▸ Directions for this task
Tell how many lines contain the word "Epoch". Reply with the number only.
- - - - -
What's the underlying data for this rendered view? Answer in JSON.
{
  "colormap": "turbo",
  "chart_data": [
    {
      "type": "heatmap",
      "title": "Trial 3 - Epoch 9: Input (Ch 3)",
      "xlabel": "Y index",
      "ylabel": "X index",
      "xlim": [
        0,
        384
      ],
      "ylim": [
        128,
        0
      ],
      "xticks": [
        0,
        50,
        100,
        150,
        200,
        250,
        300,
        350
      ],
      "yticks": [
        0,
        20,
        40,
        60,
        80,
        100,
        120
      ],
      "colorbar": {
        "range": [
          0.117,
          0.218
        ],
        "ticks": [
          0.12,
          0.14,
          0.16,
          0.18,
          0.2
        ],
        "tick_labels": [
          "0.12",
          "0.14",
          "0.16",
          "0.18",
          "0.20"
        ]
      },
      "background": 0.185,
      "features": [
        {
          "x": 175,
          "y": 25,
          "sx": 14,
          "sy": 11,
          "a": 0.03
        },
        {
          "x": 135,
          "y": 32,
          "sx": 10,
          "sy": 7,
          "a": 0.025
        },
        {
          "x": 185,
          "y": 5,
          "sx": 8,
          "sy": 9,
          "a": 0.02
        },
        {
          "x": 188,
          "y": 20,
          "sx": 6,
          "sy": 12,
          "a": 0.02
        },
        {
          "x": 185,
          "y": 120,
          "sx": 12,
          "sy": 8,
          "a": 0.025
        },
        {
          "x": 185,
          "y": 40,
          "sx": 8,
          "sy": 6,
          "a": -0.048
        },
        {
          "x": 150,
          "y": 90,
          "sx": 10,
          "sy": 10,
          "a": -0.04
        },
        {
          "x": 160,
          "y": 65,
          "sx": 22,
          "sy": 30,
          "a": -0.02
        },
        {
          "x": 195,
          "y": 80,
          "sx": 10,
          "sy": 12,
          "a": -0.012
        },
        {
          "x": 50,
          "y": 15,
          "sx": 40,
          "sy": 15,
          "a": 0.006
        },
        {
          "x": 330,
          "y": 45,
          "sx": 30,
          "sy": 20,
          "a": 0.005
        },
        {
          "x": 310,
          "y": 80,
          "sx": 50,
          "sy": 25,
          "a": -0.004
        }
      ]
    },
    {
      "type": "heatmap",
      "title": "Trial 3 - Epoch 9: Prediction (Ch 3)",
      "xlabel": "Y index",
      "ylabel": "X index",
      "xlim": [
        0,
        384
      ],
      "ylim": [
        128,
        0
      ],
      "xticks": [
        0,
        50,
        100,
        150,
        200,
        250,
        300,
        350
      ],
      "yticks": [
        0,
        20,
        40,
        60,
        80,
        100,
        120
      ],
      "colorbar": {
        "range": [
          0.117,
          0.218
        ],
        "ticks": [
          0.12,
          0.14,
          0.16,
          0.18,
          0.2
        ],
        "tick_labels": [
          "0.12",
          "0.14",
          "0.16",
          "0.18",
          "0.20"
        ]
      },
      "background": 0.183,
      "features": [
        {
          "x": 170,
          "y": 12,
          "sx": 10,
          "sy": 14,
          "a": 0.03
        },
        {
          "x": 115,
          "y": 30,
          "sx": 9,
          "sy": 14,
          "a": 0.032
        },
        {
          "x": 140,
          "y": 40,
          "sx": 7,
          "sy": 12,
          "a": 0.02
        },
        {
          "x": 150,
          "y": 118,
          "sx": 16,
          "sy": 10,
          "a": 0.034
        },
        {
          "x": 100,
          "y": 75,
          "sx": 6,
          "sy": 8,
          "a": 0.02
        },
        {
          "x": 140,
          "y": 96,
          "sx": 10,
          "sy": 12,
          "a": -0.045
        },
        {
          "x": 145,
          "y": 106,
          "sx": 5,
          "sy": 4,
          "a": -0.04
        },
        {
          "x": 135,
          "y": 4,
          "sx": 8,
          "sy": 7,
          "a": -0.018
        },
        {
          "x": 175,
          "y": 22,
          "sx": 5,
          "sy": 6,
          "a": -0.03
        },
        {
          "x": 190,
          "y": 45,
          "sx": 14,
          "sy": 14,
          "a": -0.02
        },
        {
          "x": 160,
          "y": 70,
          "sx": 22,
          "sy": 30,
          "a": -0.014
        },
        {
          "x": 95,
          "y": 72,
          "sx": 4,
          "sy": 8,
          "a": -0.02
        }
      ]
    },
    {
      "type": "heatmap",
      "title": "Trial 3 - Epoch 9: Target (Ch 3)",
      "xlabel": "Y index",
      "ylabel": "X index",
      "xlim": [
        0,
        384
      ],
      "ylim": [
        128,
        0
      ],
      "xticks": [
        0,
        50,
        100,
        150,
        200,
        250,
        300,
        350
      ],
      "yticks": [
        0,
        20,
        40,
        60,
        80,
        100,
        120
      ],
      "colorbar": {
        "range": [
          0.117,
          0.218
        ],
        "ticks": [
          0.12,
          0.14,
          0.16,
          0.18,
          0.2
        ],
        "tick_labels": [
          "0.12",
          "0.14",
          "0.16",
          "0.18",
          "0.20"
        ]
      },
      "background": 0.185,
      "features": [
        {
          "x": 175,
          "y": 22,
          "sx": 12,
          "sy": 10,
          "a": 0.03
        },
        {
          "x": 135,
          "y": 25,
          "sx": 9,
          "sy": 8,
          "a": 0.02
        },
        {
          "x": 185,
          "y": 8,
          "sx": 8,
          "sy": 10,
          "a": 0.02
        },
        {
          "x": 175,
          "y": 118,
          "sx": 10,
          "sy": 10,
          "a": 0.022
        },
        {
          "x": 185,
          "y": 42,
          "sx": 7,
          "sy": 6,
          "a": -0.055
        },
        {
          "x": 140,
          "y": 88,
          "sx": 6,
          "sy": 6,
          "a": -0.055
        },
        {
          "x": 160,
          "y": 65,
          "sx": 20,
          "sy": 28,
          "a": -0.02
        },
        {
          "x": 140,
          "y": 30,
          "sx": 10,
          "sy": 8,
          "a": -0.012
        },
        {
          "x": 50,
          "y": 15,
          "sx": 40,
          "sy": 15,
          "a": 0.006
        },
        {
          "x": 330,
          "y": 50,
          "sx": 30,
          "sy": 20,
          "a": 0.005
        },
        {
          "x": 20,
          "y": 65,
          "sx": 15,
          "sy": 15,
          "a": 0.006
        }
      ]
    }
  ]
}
- - - - -
▸ Output for this task
3